### Document excerpt:
------------------------
According to a World Health Organization (WHO) report, approximately half a million people worldwide suffer a spinal cord injury (SCI) each year as a result of accidents and other causes. Over 17,500 cases of total SCI cases are reported annually in the US alone, and since the spine is a delicate body part with very little power of regeneration, the injury is typically troubling for a long time.
There is no known treatment strategy that guarantees sure and permanent relief from SCI. However, now a team of researchers at the University of Aveiro in Portugal has created a biomaterial that offers a promising way to treat SCIs. The biomaterial is composed of graphene and can be used to develop scaffold implants that would replace damaged parts of the spine in the event of a spinal cord injury.
The potential of graphene-based scaffold implant
The special biomaterial is developed under NeuroStimSpinal, a research project funded by European Union’s Horizon 2020 research and innovation program. The primary goal of this project is to develop a neural tissue scaffold that could offer effective treatment to patients suffering from SCI.
In their study, the researchers reveal that a mixture of a graphene-based material and an extracellular matrix gives rise to a 3D scaffold having structural properties similar to that of the human spinal cord.
Interestingly, the matrix which is also referred to as the “decellularised extracellular matrix” by researchers has a high amount of protein and it is produced by human body cells. It provides strength to the scaffold. The graphene part on the other side is electrically responsive and facilitates the movement of electrical impulses along the scaffold.
The researchers claim that their implant is porous and does not restrict the movement of spinal fluids, plus it is also biodegradable just like the real structure.
The researchers also performed an interesting lab experiment that successfully demonstrated the ability of the scaffold to support the growth of nerve cells. They placed neural stem cells inside the implant and ran an electrical signal through the scaffold. The stem cells inside the implant were able to give rise to glial cells and neurons — the two types of cells that form the nerve tissue that makes up the spinal cord.
These findings suggest that the scaffold could be used to take the place of any damaged part of the spinal cord. Moreover, it could function in a way similar to the replaced injured part and also enable the nerve cells in the injury region to regenerate. Therefore, allowing a patient to resume his or her natural body functions without any external support.
------------------------
### Exercise:
Using the graphene implant article, decide whether each statement agrees with it, answering yes or no and quoting the words that settle it: 1. The research project behind the biomaterial receives funding from a European Union program. 2. The implant blocks the flow of spinal fluids. 3. In the lab experiment, stem cells inside the implant produced both glial cells and neurons. The entries have no connection to the graphene implant article.
------------------------
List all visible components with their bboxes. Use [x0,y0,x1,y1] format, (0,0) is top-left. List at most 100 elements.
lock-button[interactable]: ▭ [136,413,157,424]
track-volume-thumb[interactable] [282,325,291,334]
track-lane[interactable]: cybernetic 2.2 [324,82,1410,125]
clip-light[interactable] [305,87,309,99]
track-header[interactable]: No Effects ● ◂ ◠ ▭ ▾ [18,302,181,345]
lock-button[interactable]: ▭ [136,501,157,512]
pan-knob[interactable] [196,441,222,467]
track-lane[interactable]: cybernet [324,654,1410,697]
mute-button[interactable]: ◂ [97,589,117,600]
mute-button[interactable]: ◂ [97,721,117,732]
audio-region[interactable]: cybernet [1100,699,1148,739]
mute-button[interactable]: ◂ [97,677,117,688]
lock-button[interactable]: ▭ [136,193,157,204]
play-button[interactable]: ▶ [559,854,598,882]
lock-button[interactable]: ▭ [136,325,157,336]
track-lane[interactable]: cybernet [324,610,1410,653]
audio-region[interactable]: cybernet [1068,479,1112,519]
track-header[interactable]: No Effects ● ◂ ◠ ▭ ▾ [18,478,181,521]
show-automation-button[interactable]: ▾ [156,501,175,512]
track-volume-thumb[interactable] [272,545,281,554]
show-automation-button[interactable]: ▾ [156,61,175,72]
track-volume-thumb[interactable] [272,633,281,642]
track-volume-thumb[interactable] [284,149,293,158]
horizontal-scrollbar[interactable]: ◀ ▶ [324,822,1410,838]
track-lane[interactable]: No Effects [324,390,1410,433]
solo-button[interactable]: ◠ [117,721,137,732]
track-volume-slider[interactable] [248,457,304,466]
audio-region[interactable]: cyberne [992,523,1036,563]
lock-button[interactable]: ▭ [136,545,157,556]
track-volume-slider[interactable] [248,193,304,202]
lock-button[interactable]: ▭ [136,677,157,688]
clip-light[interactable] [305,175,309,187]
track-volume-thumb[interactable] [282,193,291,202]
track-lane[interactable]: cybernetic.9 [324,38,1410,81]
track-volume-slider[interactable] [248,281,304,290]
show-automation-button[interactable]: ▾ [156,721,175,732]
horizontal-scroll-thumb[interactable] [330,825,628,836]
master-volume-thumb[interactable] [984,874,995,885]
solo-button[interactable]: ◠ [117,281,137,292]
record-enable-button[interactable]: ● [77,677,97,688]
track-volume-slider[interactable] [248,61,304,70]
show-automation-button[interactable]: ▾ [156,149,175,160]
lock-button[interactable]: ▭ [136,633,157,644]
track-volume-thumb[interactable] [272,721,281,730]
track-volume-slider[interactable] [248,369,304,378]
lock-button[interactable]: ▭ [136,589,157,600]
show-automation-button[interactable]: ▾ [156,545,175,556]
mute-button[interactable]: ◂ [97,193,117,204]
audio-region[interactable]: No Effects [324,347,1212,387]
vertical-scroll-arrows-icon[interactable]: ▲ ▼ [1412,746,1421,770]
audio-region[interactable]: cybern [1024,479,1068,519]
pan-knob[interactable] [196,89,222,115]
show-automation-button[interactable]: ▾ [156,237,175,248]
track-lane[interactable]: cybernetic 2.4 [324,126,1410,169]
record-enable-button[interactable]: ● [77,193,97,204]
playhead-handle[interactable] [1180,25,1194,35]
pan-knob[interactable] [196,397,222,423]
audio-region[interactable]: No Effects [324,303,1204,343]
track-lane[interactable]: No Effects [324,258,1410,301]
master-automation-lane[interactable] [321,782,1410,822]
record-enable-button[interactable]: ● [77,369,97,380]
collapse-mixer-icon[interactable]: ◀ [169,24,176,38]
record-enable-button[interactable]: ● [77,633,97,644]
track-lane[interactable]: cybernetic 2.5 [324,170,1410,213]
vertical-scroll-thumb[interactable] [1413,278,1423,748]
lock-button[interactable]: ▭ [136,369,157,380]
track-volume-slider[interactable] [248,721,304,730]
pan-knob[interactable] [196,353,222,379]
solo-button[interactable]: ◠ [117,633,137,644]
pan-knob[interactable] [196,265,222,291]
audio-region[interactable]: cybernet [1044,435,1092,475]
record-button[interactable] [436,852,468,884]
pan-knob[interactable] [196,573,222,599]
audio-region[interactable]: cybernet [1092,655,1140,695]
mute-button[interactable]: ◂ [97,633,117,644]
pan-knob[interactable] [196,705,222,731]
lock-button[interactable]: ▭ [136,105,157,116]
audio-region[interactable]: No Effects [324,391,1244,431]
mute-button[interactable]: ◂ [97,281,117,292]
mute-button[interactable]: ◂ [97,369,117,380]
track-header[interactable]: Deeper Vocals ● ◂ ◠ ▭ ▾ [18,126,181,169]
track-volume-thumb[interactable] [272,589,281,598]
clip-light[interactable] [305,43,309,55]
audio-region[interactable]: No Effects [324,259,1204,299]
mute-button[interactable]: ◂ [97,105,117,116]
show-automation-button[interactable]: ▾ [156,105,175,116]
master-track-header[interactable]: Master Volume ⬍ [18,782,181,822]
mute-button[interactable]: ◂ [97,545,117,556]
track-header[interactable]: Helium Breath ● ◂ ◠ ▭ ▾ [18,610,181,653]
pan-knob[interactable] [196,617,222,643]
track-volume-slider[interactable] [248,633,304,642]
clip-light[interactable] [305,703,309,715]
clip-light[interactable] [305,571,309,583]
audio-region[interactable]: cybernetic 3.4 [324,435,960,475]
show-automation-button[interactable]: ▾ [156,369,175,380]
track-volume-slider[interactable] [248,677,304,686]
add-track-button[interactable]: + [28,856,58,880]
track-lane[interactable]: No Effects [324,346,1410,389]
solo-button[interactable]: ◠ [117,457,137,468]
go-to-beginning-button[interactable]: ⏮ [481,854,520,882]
------------------------
### Result of this exercise:
1. Yes: "a research project funded by European Union’s Horizon 2020 research and innovation program"
2. No: "does not restrict the movement of spinal fluids"
3. Yes: "The stem cells inside the implant were able to give rise to glial cells and neurons"